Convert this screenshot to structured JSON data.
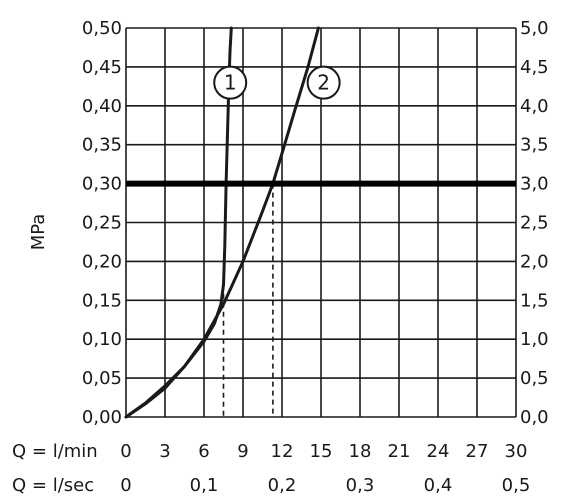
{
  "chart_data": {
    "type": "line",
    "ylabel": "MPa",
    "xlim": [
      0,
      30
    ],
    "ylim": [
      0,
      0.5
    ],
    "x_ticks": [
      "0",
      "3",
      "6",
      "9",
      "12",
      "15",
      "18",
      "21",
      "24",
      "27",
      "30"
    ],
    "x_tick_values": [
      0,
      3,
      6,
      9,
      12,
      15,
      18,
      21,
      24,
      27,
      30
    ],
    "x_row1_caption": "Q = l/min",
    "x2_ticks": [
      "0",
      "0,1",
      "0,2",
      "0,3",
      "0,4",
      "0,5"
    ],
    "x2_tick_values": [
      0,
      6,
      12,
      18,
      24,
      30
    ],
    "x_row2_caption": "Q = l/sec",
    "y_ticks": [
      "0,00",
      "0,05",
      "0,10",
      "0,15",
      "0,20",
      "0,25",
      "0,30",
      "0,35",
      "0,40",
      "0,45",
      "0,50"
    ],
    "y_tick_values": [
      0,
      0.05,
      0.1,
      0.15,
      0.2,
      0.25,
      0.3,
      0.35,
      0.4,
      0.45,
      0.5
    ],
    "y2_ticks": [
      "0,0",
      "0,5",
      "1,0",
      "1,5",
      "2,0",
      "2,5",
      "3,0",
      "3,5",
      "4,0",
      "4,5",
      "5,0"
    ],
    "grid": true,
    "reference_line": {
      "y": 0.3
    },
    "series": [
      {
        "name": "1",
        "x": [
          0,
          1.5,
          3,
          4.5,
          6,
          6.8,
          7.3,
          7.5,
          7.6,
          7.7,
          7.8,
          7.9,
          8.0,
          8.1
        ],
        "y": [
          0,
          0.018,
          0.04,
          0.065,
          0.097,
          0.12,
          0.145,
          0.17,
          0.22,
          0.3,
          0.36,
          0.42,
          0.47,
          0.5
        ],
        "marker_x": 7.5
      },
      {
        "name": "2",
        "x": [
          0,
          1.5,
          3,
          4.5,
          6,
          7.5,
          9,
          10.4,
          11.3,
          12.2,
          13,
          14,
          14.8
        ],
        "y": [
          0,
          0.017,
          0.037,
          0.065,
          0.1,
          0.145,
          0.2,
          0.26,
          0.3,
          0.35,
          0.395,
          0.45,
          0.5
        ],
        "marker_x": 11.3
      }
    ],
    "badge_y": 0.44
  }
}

● **Problem description**:
Output an exact copy of the material, with the pictures removed.

● **Reply to the exercise**:
Convert this screenshot to structured JSON data.
{
  "chart_data": {
    "type": "line",
    "ylabel": "MPa",
    "xlim": [
      0,
      30
    ],
    "ylim": [
      0,
      0.5
    ],
    "x_ticks": [
      "0",
      "3",
      "6",
      "9",
      "12",
      "15",
      "18",
      "21",
      "24",
      "27",
      "30"
    ],
    "x_tick_values": [
      0,
      3,
      6,
      9,
      12,
      15,
      18,
      21,
      24,
      27,
      30
    ],
    "x_row1_caption": "Q = l/min",
    "x2_ticks": [
      "0",
      "0,1",
      "0,2",
      "0,3",
      "0,4",
      "0,5"
    ],
    "x2_tick_values": [
      0,
      6,
      12,
      18,
      24,
      30
    ],
    "x_row2_caption": "Q = l/sec",
    "y_ticks": [
      "0,00",
      "0,05",
      "0,10",
      "0,15",
      "0,20",
      "0,25",
      "0,30",
      "0,35",
      "0,40",
      "0,45",
      "0,50"
    ],
    "y_tick_values": [
      0,
      0.05,
      0.1,
      0.15,
      0.2,
      0.25,
      0.3,
      0.35,
      0.4,
      0.45,
      0.5
    ],
    "y2_ticks": [
      "0,0",
      "0,5",
      "1,0",
      "1,5",
      "2,0",
      "2,5",
      "3,0",
      "3,5",
      "4,0",
      "4,5",
      "5,0"
    ],
    "grid": true,
    "reference_line": {
      "y": 0.3
    },
    "series": [
      {
        "name": "1",
        "x": [
          0,
          1.5,
          3,
          4.5,
          6,
          6.8,
          7.3,
          7.5,
          7.6,
          7.7,
          7.8,
          7.9,
          8.0,
          8.1
        ],
        "y": [
          0,
          0.018,
          0.04,
          0.065,
          0.097,
          0.12,
          0.145,
          0.17,
          0.22,
          0.3,
          0.36,
          0.42,
          0.47,
          0.5
        ],
        "marker_x": 7.5
      },
      {
        "name": "2",
        "x": [
          0,
          1.5,
          3,
          4.5,
          6,
          7.5,
          9,
          10.4,
          11.3,
          12.2,
          13,
          14,
          14.8
        ],
        "y": [
          0,
          0.017,
          0.037,
          0.065,
          0.1,
          0.145,
          0.2,
          0.26,
          0.3,
          0.35,
          0.395,
          0.45,
          0.5
        ],
        "marker_x": 11.3
      }
    ],
    "badge_y": 0.44
  }
}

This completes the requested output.